[Stored items]
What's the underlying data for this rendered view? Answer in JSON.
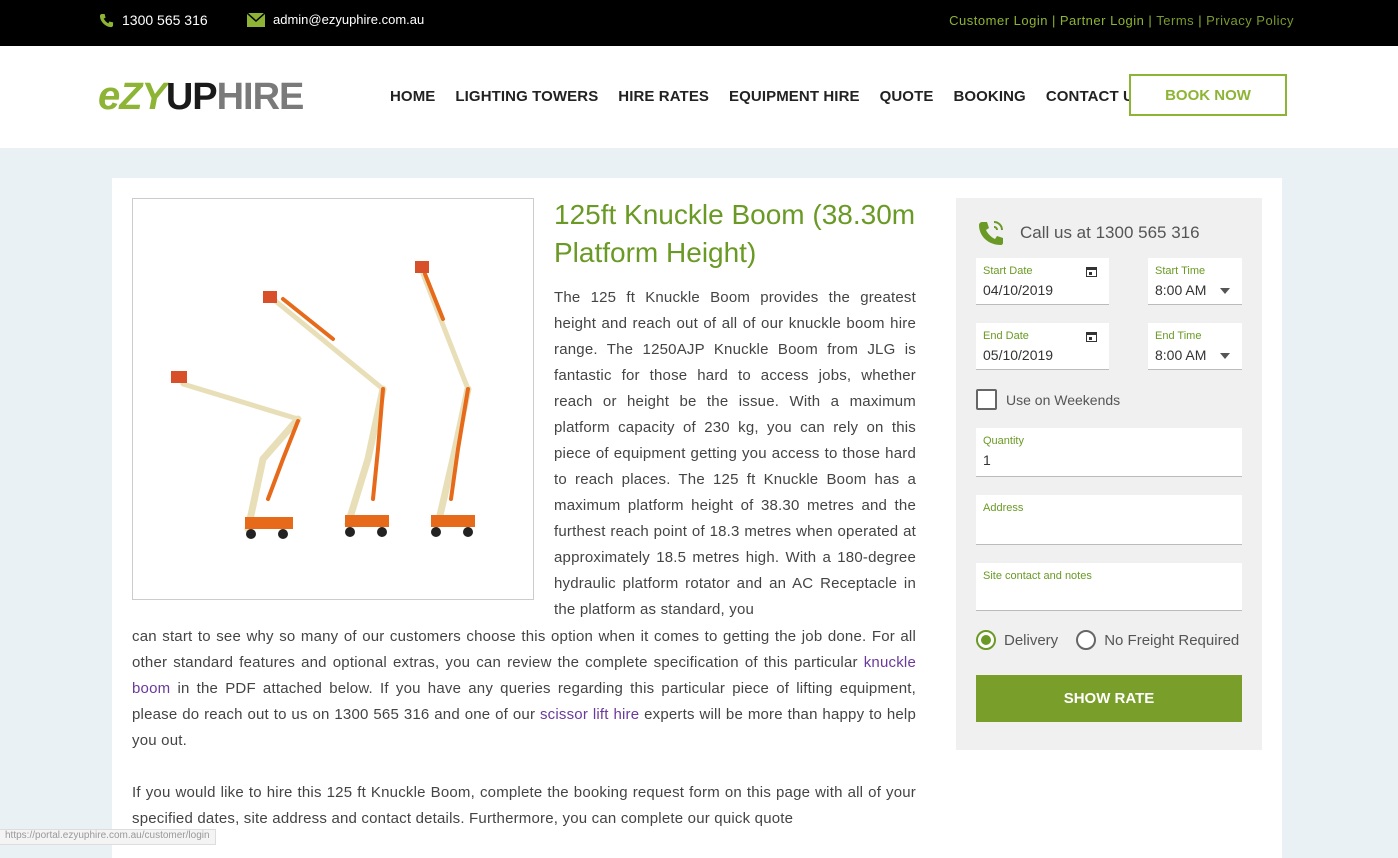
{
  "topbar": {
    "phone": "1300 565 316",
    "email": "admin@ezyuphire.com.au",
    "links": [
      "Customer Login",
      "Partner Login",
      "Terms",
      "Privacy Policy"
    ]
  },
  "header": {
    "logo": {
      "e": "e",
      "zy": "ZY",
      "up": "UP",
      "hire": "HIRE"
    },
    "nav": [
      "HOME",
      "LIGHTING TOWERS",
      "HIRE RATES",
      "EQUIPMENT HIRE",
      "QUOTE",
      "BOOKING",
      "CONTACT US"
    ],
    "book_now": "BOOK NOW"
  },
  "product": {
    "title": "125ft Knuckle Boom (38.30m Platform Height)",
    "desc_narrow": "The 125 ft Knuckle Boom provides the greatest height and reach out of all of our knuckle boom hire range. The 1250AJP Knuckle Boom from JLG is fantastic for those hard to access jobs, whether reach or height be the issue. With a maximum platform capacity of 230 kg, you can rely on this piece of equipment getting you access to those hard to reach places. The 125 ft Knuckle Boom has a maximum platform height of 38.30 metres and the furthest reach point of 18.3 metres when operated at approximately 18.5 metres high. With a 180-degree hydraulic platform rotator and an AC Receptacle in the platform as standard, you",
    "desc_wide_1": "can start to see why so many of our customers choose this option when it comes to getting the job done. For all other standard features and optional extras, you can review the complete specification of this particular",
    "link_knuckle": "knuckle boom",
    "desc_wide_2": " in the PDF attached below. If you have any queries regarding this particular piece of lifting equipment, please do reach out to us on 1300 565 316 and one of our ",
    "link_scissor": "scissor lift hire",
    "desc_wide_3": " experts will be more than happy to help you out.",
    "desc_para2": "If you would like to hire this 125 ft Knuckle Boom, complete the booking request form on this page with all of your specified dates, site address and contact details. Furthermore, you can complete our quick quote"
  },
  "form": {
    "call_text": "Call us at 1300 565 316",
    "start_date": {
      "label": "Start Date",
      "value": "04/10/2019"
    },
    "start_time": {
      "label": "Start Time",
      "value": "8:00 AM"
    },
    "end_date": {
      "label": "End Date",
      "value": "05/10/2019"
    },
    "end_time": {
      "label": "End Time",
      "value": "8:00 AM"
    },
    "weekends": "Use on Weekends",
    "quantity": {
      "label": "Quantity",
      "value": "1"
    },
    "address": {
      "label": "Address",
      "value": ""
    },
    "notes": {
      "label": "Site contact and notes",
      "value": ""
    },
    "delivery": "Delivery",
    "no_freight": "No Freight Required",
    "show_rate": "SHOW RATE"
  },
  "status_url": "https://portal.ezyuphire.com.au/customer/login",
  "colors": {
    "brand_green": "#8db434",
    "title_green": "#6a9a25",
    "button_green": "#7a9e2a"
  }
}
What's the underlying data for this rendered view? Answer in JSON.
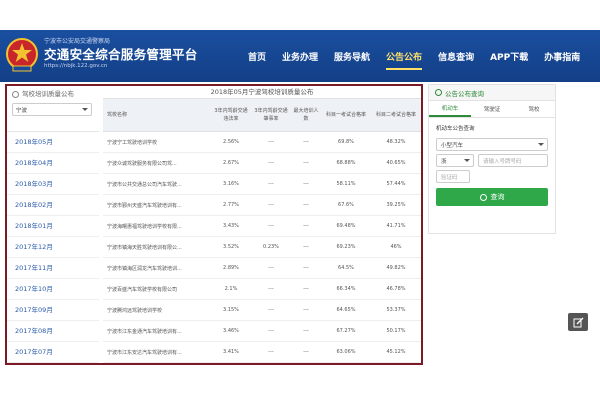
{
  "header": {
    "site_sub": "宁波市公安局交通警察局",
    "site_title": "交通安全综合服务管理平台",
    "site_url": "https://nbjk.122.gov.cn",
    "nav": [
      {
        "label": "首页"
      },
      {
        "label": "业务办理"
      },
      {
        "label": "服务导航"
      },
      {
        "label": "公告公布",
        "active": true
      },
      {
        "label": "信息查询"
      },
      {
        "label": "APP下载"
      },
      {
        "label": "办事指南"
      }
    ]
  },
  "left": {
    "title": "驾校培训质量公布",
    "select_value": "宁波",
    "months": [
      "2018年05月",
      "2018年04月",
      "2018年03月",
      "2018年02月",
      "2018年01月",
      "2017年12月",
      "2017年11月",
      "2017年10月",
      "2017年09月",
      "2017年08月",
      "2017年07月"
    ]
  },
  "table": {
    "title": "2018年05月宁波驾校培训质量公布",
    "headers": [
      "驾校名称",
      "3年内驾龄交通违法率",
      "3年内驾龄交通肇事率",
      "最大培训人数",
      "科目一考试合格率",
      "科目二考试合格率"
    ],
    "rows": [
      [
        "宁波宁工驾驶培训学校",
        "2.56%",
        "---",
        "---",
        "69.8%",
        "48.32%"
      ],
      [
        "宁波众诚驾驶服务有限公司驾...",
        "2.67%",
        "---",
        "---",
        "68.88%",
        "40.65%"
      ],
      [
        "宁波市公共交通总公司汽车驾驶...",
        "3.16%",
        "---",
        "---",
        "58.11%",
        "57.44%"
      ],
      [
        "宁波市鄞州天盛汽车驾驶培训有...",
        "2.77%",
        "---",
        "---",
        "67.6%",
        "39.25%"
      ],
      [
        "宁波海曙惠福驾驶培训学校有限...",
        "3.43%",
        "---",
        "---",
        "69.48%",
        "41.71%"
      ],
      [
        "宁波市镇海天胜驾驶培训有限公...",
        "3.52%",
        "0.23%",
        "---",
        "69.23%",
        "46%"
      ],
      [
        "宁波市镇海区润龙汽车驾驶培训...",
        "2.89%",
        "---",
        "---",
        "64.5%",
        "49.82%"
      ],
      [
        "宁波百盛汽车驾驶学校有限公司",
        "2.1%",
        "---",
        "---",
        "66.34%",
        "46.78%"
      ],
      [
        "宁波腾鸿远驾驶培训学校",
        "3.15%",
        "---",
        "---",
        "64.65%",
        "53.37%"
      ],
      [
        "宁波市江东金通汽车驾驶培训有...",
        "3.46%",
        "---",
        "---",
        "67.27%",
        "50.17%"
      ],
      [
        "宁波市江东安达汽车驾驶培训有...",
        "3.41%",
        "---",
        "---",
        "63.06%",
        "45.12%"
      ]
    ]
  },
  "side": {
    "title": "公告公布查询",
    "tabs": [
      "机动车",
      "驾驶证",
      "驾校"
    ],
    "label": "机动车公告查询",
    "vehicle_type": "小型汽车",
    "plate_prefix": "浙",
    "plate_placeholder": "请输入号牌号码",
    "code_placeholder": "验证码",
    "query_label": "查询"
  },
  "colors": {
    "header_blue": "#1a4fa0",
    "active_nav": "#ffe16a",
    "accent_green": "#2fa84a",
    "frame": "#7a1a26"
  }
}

...

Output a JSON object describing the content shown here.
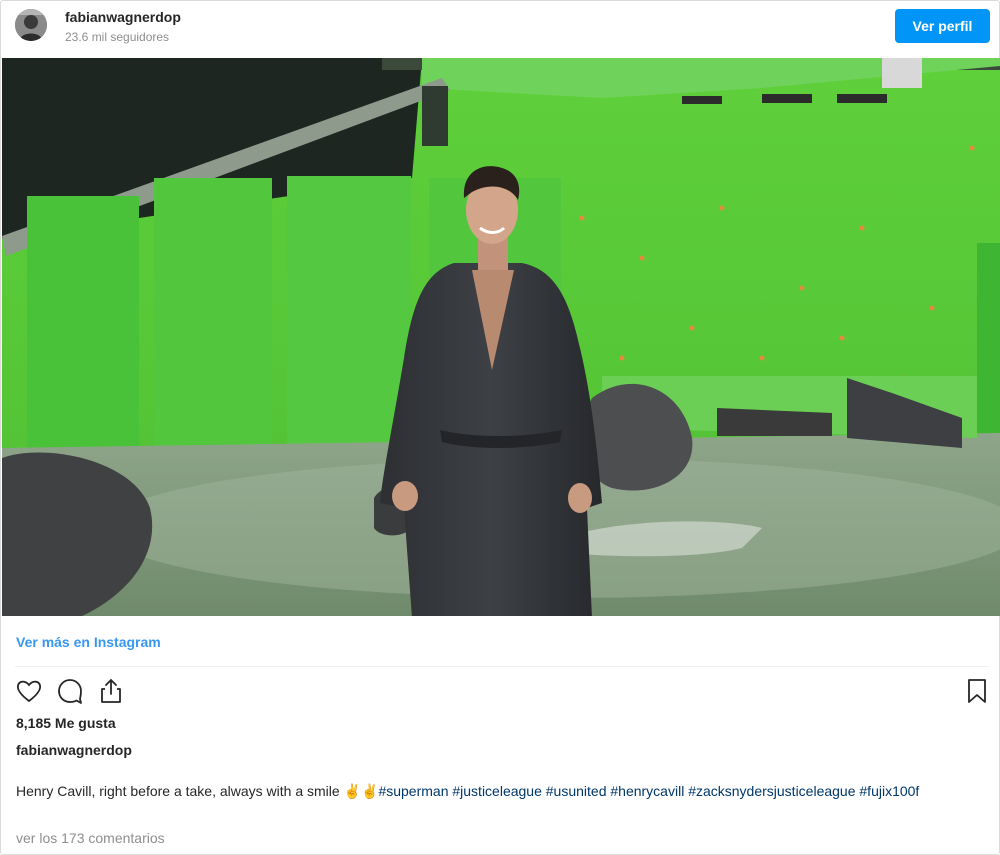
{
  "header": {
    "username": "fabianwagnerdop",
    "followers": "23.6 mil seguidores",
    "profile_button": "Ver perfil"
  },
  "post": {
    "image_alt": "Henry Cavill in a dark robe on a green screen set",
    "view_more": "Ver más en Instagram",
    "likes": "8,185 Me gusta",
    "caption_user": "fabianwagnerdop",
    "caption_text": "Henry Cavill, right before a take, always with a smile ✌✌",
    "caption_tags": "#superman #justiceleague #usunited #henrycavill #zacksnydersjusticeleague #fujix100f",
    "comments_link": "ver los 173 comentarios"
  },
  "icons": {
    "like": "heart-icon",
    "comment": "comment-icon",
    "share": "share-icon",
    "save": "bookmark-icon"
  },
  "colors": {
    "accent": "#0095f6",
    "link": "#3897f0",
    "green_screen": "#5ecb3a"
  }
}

* * *

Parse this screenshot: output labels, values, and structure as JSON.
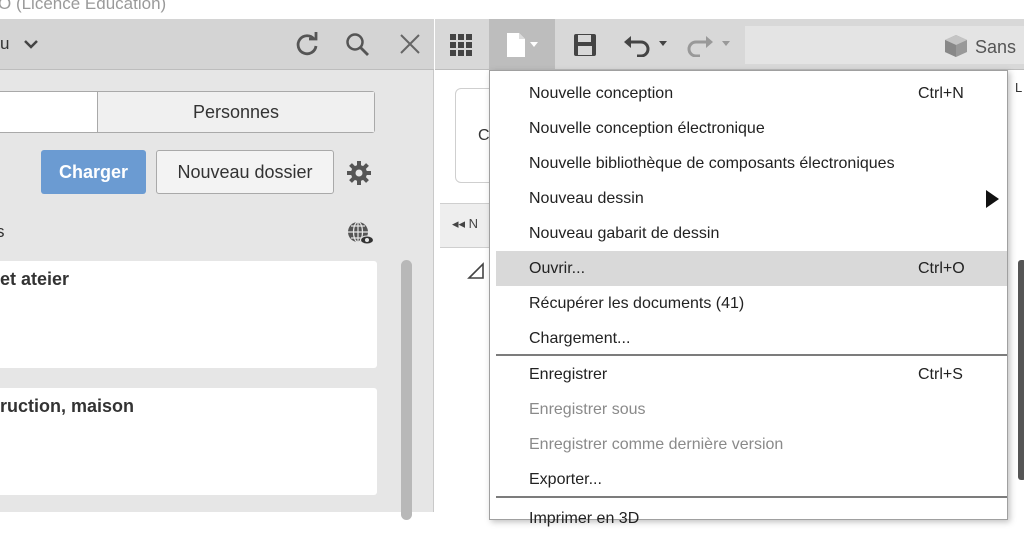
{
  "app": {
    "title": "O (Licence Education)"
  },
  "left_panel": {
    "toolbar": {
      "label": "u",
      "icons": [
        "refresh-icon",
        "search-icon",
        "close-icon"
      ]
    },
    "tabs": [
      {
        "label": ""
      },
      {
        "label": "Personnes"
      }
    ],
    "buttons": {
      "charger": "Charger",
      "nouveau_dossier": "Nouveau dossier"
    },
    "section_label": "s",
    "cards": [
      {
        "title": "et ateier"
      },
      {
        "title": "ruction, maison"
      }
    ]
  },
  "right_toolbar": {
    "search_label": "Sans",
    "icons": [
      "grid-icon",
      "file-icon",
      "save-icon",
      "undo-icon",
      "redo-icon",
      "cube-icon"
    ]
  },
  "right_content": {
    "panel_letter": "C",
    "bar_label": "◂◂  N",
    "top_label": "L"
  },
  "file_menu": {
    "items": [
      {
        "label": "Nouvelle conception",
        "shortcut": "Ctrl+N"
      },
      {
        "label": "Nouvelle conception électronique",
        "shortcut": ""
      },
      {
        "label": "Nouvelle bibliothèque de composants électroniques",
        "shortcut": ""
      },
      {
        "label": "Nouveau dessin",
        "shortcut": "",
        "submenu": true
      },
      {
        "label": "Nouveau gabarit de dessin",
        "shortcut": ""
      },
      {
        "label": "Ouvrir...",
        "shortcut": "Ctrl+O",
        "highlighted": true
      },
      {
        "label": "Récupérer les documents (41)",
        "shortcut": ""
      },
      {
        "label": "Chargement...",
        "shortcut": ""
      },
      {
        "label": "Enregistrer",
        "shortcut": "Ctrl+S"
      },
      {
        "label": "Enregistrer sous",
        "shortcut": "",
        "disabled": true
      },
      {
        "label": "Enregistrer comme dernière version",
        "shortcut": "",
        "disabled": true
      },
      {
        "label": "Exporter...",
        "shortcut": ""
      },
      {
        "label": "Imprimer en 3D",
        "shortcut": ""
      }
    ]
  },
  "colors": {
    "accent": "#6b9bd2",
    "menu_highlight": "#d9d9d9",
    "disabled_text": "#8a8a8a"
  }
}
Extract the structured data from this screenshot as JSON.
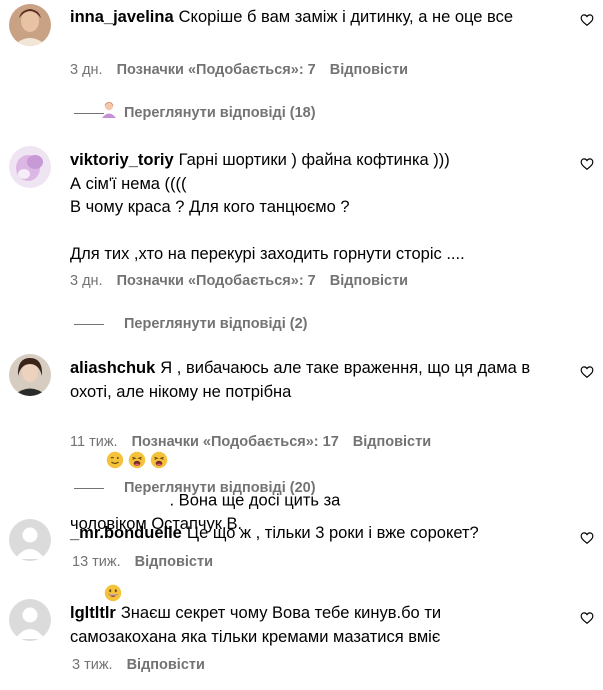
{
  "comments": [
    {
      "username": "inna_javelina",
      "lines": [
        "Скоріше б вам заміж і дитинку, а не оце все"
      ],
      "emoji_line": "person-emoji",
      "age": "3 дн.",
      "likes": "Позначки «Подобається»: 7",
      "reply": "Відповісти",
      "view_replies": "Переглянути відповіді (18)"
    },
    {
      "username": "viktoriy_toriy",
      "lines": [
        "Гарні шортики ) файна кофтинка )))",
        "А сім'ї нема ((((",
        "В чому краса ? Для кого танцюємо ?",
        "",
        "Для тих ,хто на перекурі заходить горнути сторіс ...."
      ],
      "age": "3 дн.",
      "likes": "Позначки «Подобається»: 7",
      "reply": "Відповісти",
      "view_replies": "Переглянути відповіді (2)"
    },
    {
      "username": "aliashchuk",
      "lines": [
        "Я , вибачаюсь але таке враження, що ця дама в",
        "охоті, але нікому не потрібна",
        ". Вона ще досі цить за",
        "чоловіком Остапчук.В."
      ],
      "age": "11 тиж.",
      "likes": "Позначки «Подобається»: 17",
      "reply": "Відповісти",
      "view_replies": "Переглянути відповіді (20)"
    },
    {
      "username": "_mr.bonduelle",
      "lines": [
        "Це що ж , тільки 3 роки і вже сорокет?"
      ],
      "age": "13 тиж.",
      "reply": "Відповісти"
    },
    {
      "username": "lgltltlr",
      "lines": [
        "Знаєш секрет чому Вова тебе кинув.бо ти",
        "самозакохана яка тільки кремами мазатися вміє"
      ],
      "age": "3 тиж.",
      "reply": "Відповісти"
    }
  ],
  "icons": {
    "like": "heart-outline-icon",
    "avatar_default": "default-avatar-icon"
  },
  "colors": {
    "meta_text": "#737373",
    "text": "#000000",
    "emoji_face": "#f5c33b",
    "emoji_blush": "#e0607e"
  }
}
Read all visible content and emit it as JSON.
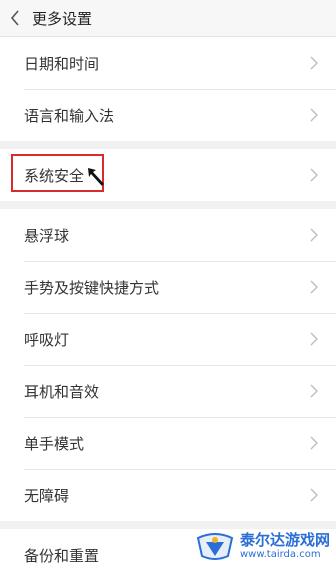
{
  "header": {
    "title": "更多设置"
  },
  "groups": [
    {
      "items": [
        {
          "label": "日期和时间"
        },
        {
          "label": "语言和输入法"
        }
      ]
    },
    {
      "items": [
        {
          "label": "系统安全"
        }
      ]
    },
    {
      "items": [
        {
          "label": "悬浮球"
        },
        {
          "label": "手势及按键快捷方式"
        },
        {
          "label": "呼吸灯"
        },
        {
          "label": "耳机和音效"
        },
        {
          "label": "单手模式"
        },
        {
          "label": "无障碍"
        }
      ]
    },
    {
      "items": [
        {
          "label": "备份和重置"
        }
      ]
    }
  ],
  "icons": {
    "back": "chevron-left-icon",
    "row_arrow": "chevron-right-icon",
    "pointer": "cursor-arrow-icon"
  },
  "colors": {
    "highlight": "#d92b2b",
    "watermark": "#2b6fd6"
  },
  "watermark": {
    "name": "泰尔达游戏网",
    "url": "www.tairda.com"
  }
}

▸ STATED GOAL: Collect each line holding the string "true".

▸ RESULT OF THE EXERCISE:
        "active": true
        "submenu": true
        "highlighted": true
        "disabled": true
        "disabled": true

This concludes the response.